--- START ---

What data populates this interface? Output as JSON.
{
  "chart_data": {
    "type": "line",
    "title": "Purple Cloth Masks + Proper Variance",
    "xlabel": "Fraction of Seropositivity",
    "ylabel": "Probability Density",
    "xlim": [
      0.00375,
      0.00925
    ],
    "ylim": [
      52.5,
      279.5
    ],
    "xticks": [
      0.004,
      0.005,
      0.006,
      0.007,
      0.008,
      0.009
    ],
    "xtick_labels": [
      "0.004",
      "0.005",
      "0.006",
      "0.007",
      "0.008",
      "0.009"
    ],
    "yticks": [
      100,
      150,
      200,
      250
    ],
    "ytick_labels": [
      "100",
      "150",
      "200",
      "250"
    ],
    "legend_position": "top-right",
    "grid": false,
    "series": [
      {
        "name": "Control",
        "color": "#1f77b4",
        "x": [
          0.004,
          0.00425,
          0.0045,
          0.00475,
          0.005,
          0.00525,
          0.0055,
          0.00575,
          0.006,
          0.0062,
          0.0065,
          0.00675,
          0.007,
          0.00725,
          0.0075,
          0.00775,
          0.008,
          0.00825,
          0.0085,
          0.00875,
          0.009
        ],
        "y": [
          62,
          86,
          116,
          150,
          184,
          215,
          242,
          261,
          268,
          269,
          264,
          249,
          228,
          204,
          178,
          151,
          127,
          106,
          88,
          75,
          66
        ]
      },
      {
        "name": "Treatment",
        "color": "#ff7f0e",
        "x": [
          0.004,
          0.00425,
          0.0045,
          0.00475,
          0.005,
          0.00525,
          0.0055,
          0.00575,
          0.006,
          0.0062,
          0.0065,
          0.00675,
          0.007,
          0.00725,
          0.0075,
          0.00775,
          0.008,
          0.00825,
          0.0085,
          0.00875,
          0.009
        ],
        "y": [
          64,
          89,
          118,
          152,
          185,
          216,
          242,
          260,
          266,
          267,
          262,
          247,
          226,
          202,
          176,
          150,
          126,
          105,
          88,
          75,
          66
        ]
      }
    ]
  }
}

--- END ---

Copy all the records above exactly, missing none.

What data populates this interface? Output as JSON.
{
  "chart_data": {
    "type": "line",
    "title": "Purple Cloth Masks + Proper Variance",
    "xlabel": "Fraction of Seropositivity",
    "ylabel": "Probability Density",
    "xlim": [
      0.00375,
      0.00925
    ],
    "ylim": [
      52.5,
      279.5
    ],
    "xticks": [
      0.004,
      0.005,
      0.006,
      0.007,
      0.008,
      0.009
    ],
    "xtick_labels": [
      "0.004",
      "0.005",
      "0.006",
      "0.007",
      "0.008",
      "0.009"
    ],
    "yticks": [
      100,
      150,
      200,
      250
    ],
    "ytick_labels": [
      "100",
      "150",
      "200",
      "250"
    ],
    "legend_position": "top-right",
    "grid": false,
    "series": [
      {
        "name": "Control",
        "color": "#1f77b4",
        "x": [
          0.004,
          0.00425,
          0.0045,
          0.00475,
          0.005,
          0.00525,
          0.0055,
          0.00575,
          0.006,
          0.0062,
          0.0065,
          0.00675,
          0.007,
          0.00725,
          0.0075,
          0.00775,
          0.008,
          0.00825,
          0.0085,
          0.00875,
          0.009
        ],
        "y": [
          62,
          86,
          116,
          150,
          184,
          215,
          242,
          261,
          268,
          269,
          264,
          249,
          228,
          204,
          178,
          151,
          127,
          106,
          88,
          75,
          66
        ]
      },
      {
        "name": "Treatment",
        "color": "#ff7f0e",
        "x": [
          0.004,
          0.00425,
          0.0045,
          0.00475,
          0.005,
          0.00525,
          0.0055,
          0.00575,
          0.006,
          0.0062,
          0.0065,
          0.00675,
          0.007,
          0.00725,
          0.0075,
          0.00775,
          0.008,
          0.00825,
          0.0085,
          0.00875,
          0.009
        ],
        "y": [
          64,
          89,
          118,
          152,
          185,
          216,
          242,
          260,
          266,
          267,
          262,
          247,
          226,
          202,
          176,
          150,
          126,
          105,
          88,
          75,
          66
        ]
      }
    ]
  }
}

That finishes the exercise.